(Stated exercise):
Show all lines holding "name".

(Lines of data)

• • • • •

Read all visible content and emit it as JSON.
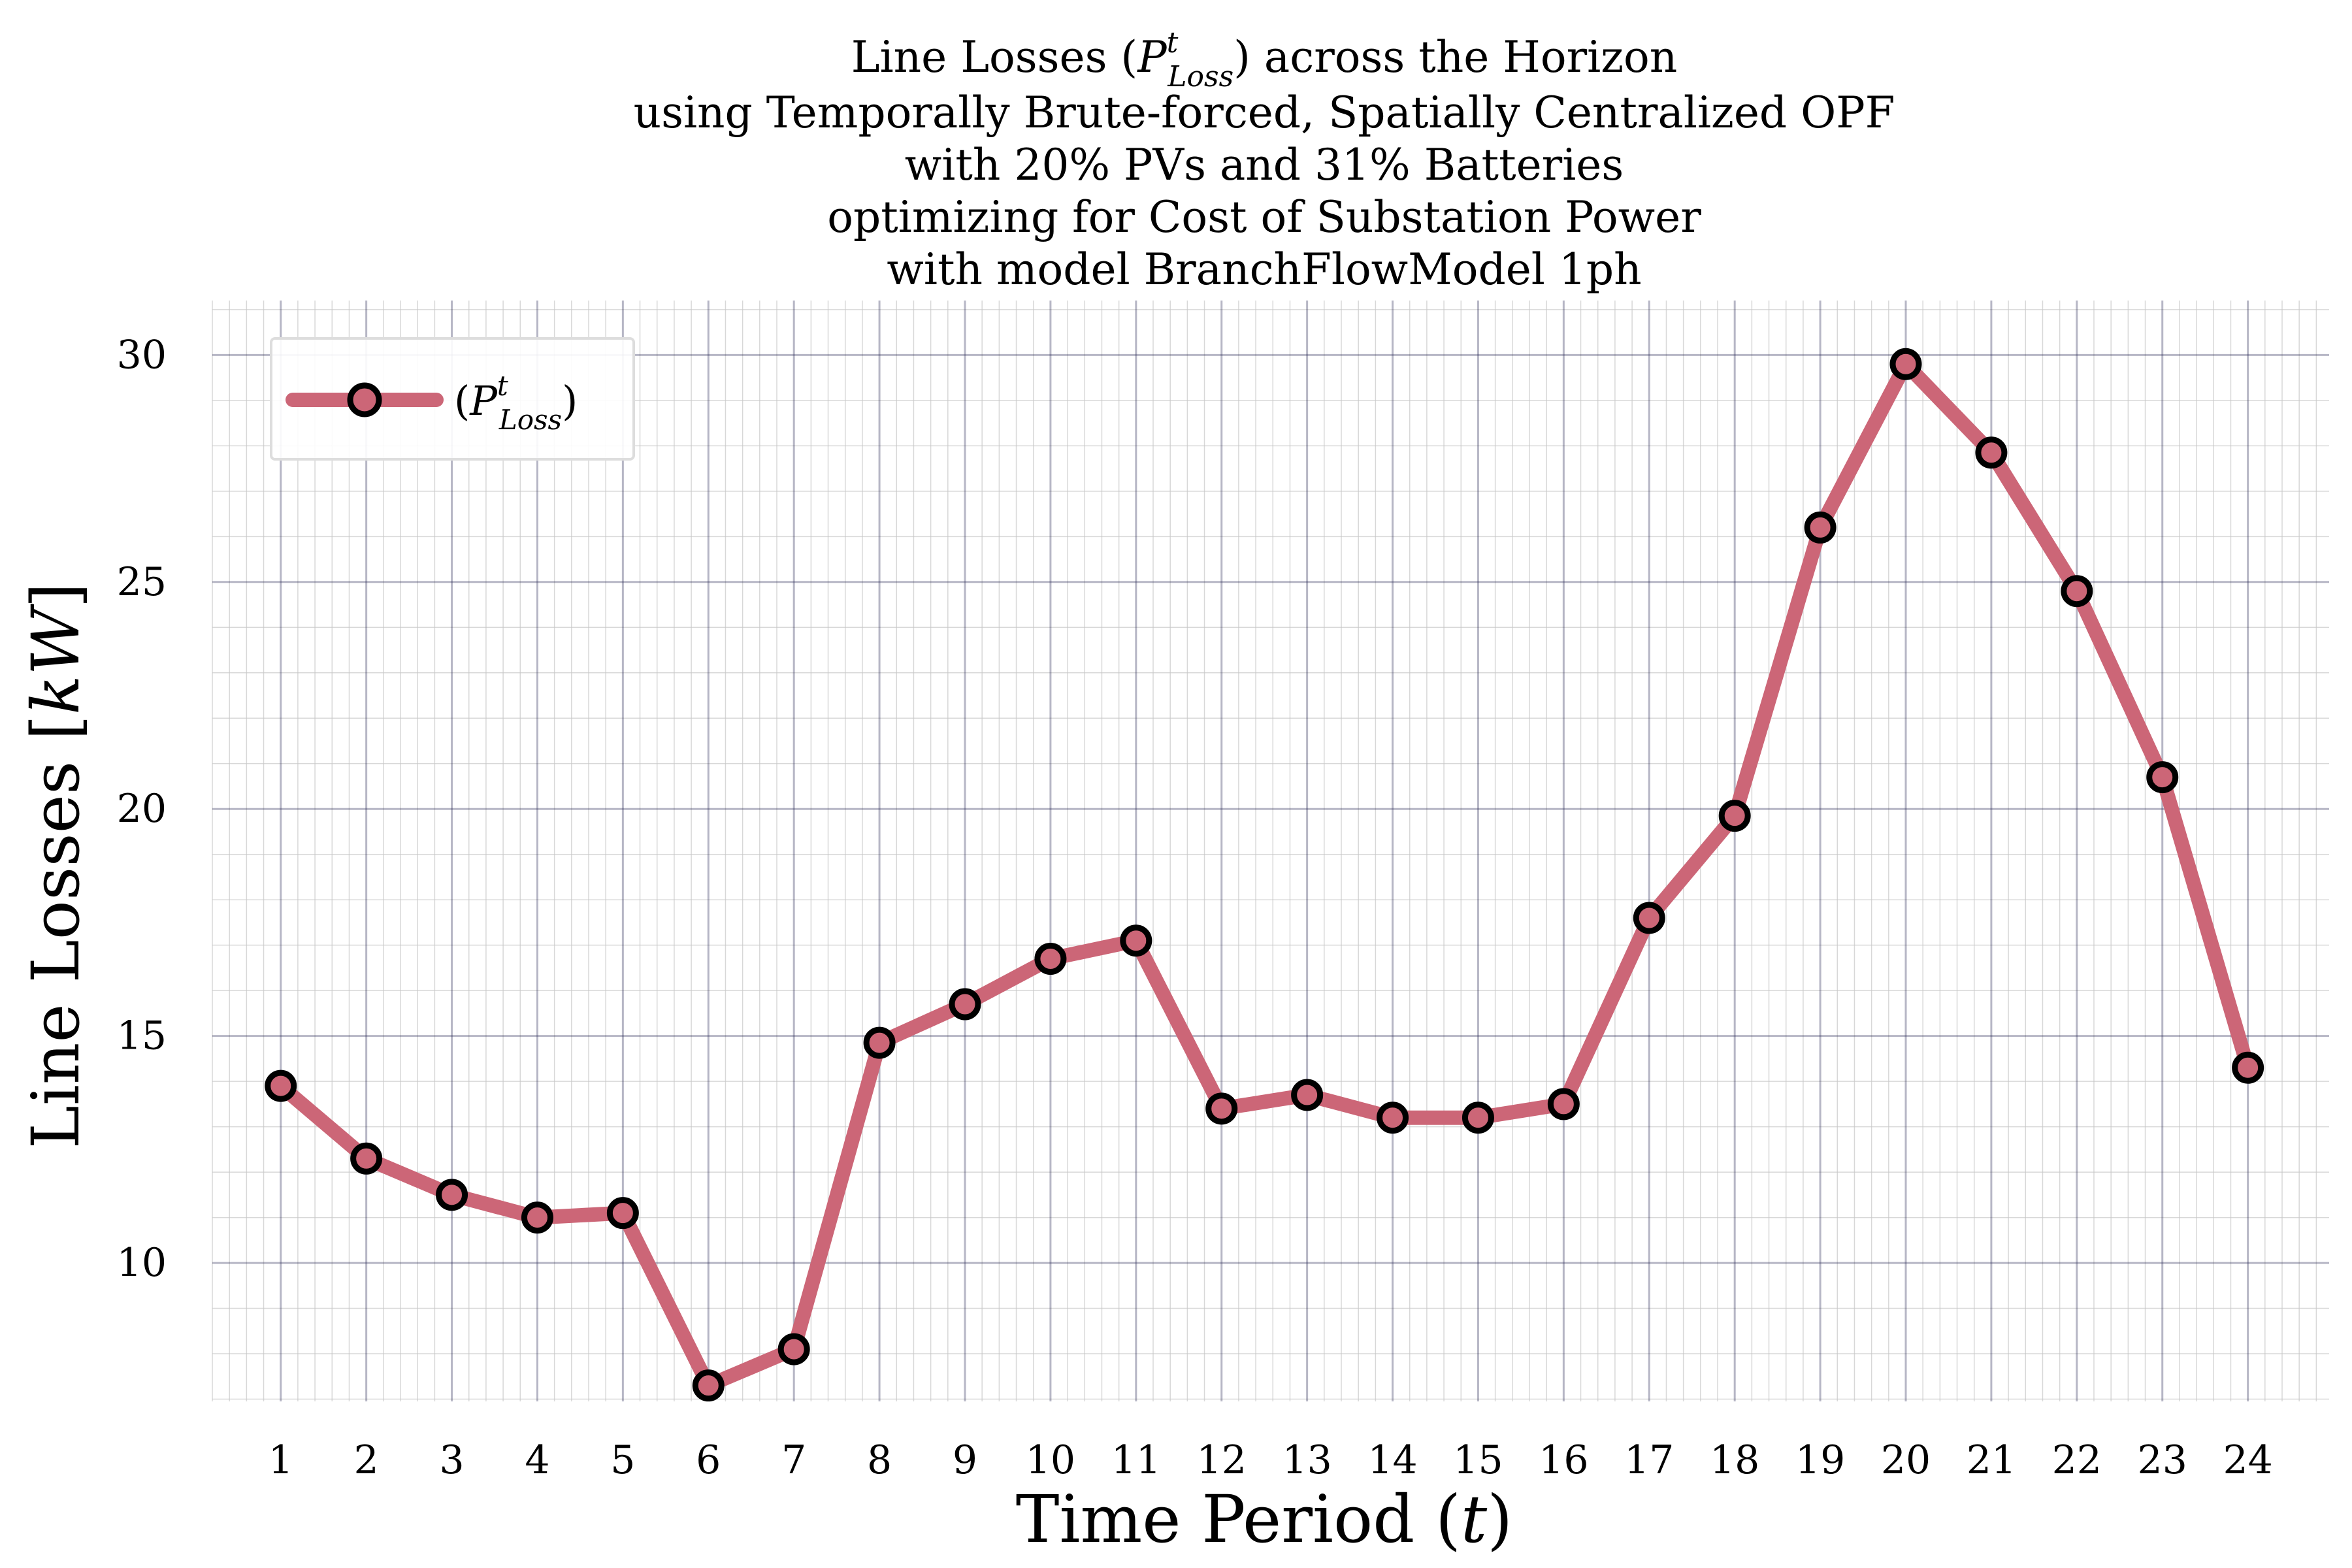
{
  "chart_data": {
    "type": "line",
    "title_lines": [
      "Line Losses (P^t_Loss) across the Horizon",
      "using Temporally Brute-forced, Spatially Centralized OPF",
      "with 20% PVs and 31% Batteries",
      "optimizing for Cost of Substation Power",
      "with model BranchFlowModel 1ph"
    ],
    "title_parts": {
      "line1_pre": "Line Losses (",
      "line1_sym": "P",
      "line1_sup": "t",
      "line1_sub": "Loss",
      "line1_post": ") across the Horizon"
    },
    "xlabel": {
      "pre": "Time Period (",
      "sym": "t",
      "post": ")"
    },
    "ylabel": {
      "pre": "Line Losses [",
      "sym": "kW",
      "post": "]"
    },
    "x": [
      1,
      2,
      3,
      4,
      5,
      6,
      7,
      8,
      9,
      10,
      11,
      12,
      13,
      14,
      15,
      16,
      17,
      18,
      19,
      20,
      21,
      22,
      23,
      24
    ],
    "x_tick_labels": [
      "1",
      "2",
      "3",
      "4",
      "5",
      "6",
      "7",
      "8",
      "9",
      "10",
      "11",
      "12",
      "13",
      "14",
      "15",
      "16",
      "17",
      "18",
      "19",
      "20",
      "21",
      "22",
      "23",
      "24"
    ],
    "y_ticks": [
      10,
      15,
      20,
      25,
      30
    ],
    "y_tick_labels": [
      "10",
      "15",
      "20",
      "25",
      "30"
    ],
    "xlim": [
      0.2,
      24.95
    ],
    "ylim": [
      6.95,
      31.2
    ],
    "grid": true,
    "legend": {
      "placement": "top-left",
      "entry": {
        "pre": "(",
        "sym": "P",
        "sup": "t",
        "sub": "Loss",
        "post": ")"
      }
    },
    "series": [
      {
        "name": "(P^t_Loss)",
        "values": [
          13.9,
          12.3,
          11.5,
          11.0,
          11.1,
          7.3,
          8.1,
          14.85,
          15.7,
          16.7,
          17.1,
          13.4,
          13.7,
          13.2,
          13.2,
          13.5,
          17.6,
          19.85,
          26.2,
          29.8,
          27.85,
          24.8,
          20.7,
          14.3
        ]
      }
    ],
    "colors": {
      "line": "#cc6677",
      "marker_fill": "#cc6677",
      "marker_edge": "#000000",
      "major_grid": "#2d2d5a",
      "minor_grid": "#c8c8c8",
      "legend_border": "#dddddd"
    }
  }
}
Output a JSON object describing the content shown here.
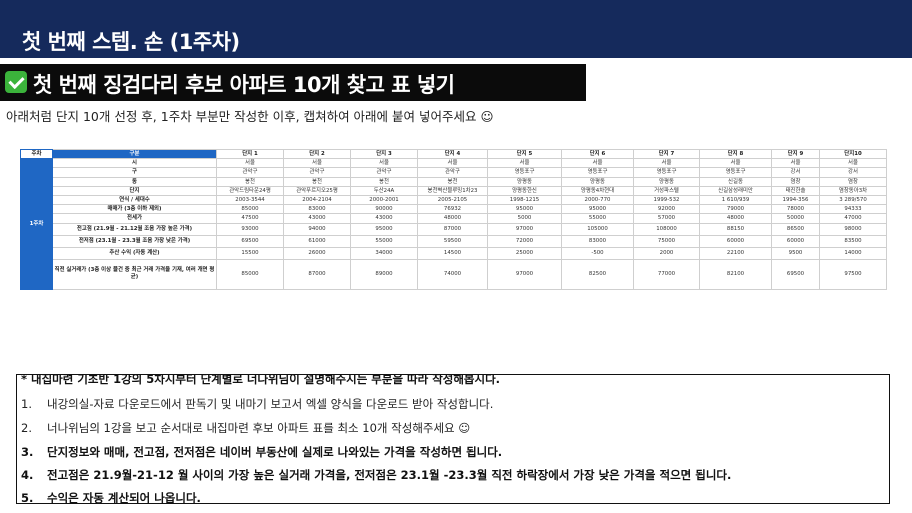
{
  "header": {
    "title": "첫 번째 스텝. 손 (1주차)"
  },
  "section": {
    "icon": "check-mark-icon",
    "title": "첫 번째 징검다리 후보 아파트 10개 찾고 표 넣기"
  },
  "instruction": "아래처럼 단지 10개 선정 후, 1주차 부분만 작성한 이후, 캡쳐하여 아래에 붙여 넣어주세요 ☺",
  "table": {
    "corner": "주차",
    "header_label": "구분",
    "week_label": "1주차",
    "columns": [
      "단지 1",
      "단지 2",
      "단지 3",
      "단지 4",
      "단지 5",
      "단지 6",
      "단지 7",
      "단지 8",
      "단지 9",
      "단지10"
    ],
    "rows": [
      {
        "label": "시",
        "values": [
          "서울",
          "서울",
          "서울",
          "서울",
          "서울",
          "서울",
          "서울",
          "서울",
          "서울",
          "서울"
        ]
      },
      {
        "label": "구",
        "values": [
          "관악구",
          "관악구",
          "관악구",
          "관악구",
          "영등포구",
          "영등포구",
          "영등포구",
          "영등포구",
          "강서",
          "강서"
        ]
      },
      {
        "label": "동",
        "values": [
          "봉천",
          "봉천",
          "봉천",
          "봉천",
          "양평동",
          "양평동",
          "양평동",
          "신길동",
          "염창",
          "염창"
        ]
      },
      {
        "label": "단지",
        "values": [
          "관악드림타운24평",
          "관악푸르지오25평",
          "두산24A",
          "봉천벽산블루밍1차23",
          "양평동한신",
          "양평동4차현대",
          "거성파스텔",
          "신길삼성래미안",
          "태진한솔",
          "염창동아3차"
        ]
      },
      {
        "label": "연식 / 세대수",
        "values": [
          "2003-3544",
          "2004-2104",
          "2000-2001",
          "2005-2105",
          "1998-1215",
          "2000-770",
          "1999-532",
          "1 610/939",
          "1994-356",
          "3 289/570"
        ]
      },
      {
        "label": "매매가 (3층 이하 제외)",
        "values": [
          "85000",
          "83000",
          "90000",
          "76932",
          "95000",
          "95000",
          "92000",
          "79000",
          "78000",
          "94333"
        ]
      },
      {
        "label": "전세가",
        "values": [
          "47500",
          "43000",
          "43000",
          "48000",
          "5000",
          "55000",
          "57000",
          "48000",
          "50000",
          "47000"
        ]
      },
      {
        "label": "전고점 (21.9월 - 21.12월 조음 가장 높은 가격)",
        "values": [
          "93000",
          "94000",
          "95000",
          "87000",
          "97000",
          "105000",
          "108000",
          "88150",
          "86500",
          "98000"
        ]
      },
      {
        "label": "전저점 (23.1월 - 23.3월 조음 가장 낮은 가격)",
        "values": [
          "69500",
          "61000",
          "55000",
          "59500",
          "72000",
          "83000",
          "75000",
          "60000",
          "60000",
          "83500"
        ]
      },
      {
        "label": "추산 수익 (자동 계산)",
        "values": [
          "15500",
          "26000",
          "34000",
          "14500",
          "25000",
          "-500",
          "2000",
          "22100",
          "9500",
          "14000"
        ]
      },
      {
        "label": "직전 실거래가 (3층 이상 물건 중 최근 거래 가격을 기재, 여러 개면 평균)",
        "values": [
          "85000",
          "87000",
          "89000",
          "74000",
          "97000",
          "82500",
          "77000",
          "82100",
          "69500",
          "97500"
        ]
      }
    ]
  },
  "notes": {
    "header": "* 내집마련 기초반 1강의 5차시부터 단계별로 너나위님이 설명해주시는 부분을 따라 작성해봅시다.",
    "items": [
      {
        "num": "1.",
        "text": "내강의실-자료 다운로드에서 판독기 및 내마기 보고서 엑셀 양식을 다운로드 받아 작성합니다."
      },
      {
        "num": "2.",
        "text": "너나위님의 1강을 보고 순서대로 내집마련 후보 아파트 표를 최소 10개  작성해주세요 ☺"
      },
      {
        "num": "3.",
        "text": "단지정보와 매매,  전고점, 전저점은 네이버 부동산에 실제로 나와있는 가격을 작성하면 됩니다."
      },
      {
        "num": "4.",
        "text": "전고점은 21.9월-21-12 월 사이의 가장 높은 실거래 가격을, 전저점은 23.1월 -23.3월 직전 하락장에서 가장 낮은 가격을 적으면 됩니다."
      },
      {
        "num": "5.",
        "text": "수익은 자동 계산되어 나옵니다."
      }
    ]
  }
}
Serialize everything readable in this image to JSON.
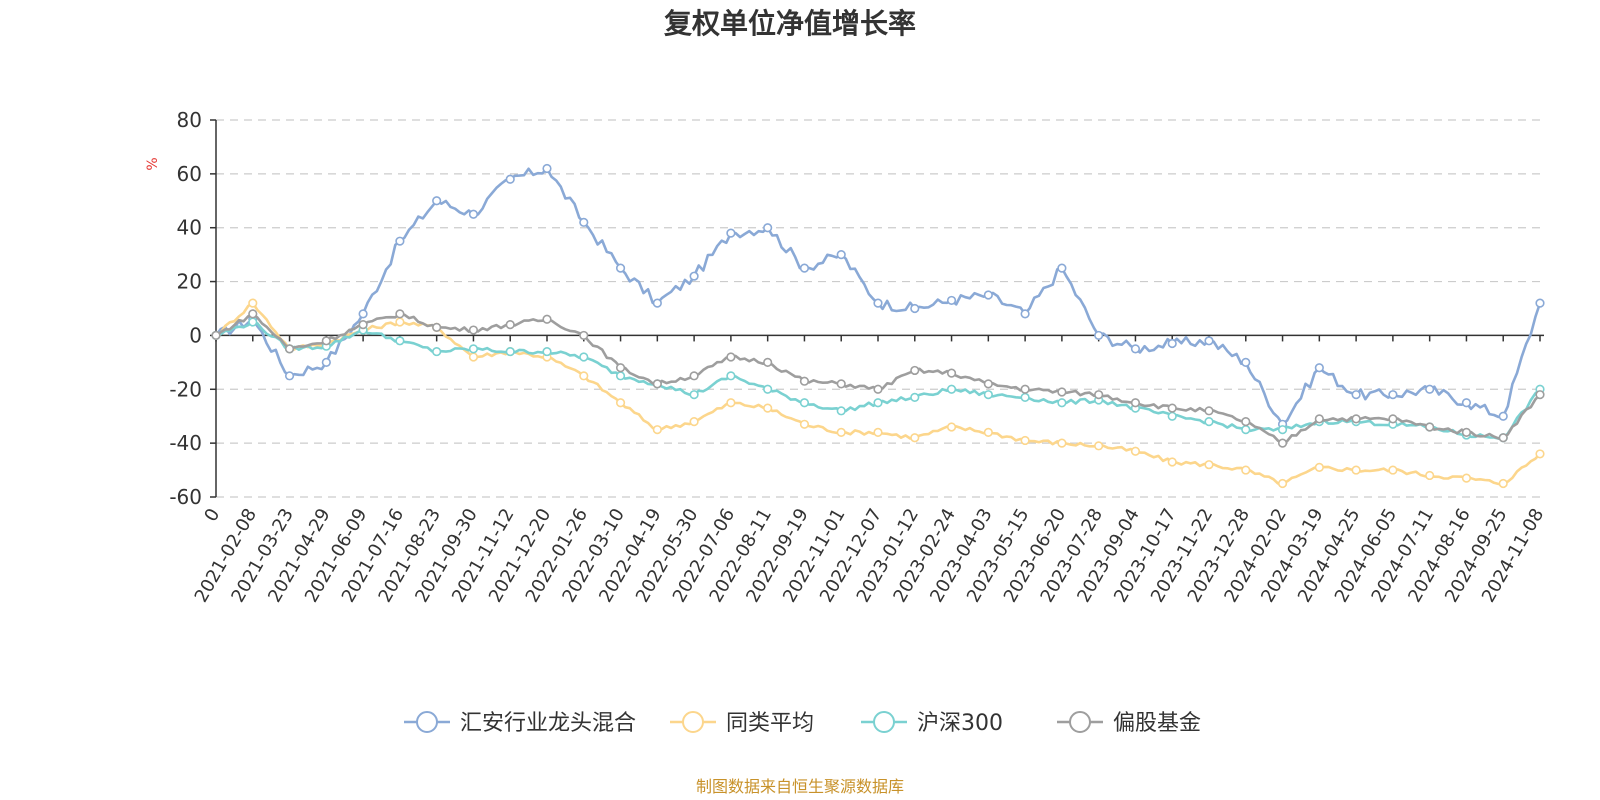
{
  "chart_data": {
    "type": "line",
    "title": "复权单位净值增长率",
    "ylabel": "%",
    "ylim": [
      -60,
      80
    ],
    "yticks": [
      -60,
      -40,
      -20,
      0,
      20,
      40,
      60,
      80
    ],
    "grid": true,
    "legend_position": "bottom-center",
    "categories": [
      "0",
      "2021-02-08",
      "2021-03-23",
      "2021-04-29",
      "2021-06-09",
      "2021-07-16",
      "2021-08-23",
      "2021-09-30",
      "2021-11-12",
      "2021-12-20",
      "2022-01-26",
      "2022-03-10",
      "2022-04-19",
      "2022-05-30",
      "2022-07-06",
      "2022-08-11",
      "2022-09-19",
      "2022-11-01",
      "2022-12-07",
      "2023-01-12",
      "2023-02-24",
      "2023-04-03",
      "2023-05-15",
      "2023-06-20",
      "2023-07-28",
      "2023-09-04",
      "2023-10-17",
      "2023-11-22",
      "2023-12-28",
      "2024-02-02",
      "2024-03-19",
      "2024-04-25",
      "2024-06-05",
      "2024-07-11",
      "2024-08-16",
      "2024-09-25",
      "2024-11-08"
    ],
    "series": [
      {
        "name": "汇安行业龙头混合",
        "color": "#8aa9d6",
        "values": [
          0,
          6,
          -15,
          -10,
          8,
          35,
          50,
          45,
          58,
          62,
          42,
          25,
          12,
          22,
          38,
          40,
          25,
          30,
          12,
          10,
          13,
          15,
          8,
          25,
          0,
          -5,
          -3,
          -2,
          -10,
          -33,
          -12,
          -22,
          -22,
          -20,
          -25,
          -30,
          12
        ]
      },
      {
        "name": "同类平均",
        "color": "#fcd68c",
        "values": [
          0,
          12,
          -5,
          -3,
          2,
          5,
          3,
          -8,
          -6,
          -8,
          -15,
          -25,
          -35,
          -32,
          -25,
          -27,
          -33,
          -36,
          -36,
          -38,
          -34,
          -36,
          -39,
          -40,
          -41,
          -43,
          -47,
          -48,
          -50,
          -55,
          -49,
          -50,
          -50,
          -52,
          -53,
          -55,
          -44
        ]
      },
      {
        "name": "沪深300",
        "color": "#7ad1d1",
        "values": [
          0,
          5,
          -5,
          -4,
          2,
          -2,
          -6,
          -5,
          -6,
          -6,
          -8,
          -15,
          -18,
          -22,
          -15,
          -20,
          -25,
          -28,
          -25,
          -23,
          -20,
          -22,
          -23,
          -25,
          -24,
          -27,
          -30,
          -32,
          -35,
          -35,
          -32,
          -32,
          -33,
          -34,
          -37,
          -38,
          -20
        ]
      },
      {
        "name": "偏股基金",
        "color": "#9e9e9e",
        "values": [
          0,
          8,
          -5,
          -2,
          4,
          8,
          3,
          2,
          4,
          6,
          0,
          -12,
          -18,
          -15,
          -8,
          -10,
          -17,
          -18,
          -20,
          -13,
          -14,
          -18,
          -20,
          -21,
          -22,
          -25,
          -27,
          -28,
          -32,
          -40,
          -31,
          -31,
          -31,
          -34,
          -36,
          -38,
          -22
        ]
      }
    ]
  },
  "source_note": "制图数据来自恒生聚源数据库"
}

• • • • •

(Solved exercise):
        "name": "(P^t_Loss)",
        "name": "汇安行业龙头混合",
        "name": "同类平均",
        "name": "沪深300",
        "name": "偏股基金",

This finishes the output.